═════ Exercise inputs
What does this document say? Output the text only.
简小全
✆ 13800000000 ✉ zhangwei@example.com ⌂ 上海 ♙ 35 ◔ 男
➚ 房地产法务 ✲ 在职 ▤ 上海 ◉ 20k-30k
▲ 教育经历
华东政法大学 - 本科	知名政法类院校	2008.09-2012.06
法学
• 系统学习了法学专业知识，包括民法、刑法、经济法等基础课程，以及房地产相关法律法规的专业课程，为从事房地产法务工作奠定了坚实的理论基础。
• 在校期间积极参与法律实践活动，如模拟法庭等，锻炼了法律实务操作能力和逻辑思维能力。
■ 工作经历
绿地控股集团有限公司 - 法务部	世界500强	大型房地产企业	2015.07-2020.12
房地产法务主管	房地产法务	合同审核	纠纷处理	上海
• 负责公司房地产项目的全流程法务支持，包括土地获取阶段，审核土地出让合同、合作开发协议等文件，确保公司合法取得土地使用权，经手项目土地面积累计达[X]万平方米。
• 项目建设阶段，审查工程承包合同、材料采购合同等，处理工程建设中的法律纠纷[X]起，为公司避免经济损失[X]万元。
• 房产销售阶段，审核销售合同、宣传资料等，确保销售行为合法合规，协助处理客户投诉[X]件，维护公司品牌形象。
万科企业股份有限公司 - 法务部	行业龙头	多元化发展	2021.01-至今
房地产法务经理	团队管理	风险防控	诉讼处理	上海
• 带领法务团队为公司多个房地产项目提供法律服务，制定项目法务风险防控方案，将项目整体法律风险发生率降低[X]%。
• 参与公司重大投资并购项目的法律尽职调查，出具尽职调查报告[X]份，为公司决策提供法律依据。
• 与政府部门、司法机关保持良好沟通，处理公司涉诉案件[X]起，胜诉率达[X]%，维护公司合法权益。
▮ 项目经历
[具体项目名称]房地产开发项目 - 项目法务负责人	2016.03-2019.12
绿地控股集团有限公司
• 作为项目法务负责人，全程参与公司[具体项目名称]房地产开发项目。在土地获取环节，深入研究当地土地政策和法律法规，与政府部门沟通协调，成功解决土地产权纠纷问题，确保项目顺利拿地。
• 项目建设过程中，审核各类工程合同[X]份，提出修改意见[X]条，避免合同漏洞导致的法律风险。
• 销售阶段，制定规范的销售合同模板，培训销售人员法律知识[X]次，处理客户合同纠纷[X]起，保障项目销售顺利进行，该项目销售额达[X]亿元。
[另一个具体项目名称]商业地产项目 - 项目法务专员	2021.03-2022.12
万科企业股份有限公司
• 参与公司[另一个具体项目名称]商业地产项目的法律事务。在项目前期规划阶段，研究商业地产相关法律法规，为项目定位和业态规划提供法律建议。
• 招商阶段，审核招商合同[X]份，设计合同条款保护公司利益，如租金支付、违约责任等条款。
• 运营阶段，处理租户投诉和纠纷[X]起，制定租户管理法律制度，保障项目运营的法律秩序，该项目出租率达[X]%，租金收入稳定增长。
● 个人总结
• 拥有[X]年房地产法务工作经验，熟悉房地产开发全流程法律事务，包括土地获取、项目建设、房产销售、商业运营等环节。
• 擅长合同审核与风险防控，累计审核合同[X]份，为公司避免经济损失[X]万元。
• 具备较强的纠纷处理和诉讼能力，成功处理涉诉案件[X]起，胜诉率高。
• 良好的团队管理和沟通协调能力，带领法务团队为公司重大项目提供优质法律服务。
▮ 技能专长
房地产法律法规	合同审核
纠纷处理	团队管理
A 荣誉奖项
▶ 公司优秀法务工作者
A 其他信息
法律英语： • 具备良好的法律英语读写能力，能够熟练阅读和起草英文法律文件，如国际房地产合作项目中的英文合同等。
══════════
Write out the complete set of records exactly as given.

» Result for this task
What does this document say? Output the text only.
简小全
✆ 13800000000 ✉ zhangwei@example.com ⌂ 上海 ♙ 35 ◔ 男
➚ 房地产法务 ✲ 在职 ▤ 上海 ◉ 20k-30k
▲ 教育经历
华东政法大学 - 本科	知名政法类院校	2008.09-2012.06
法学
• 系统学习了法学专业知识，包括民法、刑法、经济法等基础课程，以及房地产相关法律法规的专业课程，为从事房地产法务工作奠定了坚实的理论基础。
• 在校期间积极参与法律实践活动，如模拟法庭等，锻炼了法律实务操作能力和逻辑思维能力。
■ 工作经历
绿地控股集团有限公司 - 法务部	世界500强	大型房地产企业	2015.07-2020.12
房地产法务主管	房地产法务	合同审核	纠纷处理	上海
• 负责公司房地产项目的全流程法务支持，包括土地获取阶段，审核土地出让合同、合作开发协议等文件，确保公司合法取得土地使用权，经手项目土地面积累计达[X]万平方米。
• 项目建设阶段，审查工程承包合同、材料采购合同等，处理工程建设中的法律纠纷[X]起，为公司避免经济损失[X]万元。
• 房产销售阶段，审核销售合同、宣传资料等，确保销售行为合法合规，协助处理客户投诉[X]件，维护公司品牌形象。
万科企业股份有限公司 - 法务部	行业龙头	多元化发展	2021.01-至今
房地产法务经理	团队管理	风险防控	诉讼处理	上海
• 带领法务团队为公司多个房地产项目提供法律服务，制定项目法务风险防控方案，将项目整体法律风险发生率降低[X]%。
• 参与公司重大投资并购项目的法律尽职调查，出具尽职调查报告[X]份，为公司决策提供法律依据。
• 与政府部门、司法机关保持良好沟通，处理公司涉诉案件[X]起，胜诉率达[X]%，维护公司合法权益。
▮ 项目经历
[具体项目名称]房地产开发项目 - 项目法务负责人	2016.03-2019.12
绿地控股集团有限公司
• 作为项目法务负责人，全程参与公司[具体项目名称]房地产开发项目。在土地获取环节，深入研究当地土地政策和法律法规，与政府部门沟通协调，成功解决土地产权纠纷问题，确保项目顺利拿地。
• 项目建设过程中，审核各类工程合同[X]份，提出修改意见[X]条，避免合同漏洞导致的法律风险。
• 销售阶段，制定规范的销售合同模板，培训销售人员法律知识[X]次，处理客户合同纠纷[X]起，保障项目销售顺利进行，该项目销售额达[X]亿元。
[另一个具体项目名称]商业地产项目 - 项目法务专员	2021.03-2022.12
万科企业股份有限公司
• 参与公司[另一个具体项目名称]商业地产项目的法律事务。在项目前期规划阶段，研究商业地产相关法律法规，为项目定位和业态规划提供法律建议。
• 招商阶段，审核招商合同[X]份，设计合同条款保护公司利益，如租金支付、违约责任等条款。
• 运营阶段，处理租户投诉和纠纷[X]起，制定租户管理法律制度，保障项目运营的法律秩序，该项目出租率达[X]%，租金收入稳定增长。
● 个人总结
• 拥有[X]年房地产法务工作经验，熟悉房地产开发全流程法律事务，包括土地获取、项目建设、房产销售、商业运营等环节。
• 擅长合同审核与风险防控，累计审核合同[X]份，为公司避免经济损失[X]万元。
• 具备较强的纠纷处理和诉讼能力，成功处理涉诉案件[X]起，胜诉率高。
• 良好的团队管理和沟通协调能力，带领法务团队为公司重大项目提供优质法律服务。
▮ 技能专长
房地产法律法规	合同审核
纠纷处理	团队管理
A 荣誉奖项
▶ 公司优秀法务工作者
A 其他信息
法律英语： • 具备良好的法律英语读写能力，能够熟练阅读和起草英文法律文件，如国际房地产合作项目中的英文合同等。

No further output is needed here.